■ **Schriftliche Aufgabe**: Schreib die folgenden Zeilen neu und setze überall "Column" an die Stelle von "Bar". Alles andere bleibt genau gleich.
::::::::
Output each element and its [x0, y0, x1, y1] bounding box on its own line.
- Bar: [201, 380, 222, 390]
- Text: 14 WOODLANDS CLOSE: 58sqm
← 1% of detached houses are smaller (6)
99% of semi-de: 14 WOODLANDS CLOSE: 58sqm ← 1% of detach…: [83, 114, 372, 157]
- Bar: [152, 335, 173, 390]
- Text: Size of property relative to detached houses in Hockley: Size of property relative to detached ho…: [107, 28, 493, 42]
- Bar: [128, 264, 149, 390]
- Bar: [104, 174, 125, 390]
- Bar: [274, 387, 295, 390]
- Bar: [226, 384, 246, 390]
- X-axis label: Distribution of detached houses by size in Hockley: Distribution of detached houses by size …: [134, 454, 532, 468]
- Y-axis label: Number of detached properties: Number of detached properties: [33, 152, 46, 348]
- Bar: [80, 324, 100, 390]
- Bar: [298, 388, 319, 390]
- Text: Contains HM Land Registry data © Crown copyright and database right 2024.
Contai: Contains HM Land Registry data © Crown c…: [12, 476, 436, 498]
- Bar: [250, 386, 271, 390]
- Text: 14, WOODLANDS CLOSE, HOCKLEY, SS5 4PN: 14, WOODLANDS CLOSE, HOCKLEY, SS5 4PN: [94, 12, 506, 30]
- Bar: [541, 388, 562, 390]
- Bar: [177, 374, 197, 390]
::::::::
■ **Als Antwort**:
Output each element and its [x0, y0, x1, y1] bounding box on its own line.
- Column: [201, 380, 222, 390]
- Text: 14 WOODLANDS CLOSE: 58sqm
← 1% of detached houses are smaller (6)
99% of semi-de: 14 WOODLANDS CLOSE: 58sqm ← 1% of detach…: [83, 114, 372, 157]
- Column: [152, 335, 173, 390]
- Text: Size of property relative to detached houses in Hockley: Size of property relative to detached ho…: [107, 28, 493, 42]
- Column: [128, 264, 149, 390]
- Column: [104, 174, 125, 390]
- Column: [274, 387, 295, 390]
- Column: [226, 384, 246, 390]
- X-axis label: Distribution of detached houses by size in Hockley: Distribution of detached houses by size …: [134, 454, 532, 468]
- Y-axis label: Number of detached properties: Number of detached properties: [33, 152, 46, 348]
- Column: [80, 324, 100, 390]
- Column: [298, 388, 319, 390]
- Text: Contains HM Land Registry data © Crown copyright and database right 2024.
Contai: Contains HM Land Registry data © Crown c…: [12, 476, 436, 498]
- Column: [250, 386, 271, 390]
- Text: 14, WOODLANDS CLOSE, HOCKLEY, SS5 4PN: 14, WOODLANDS CLOSE, HOCKLEY, SS5 4PN: [94, 12, 506, 30]
- Column: [541, 388, 562, 390]
- Column: [177, 374, 197, 390]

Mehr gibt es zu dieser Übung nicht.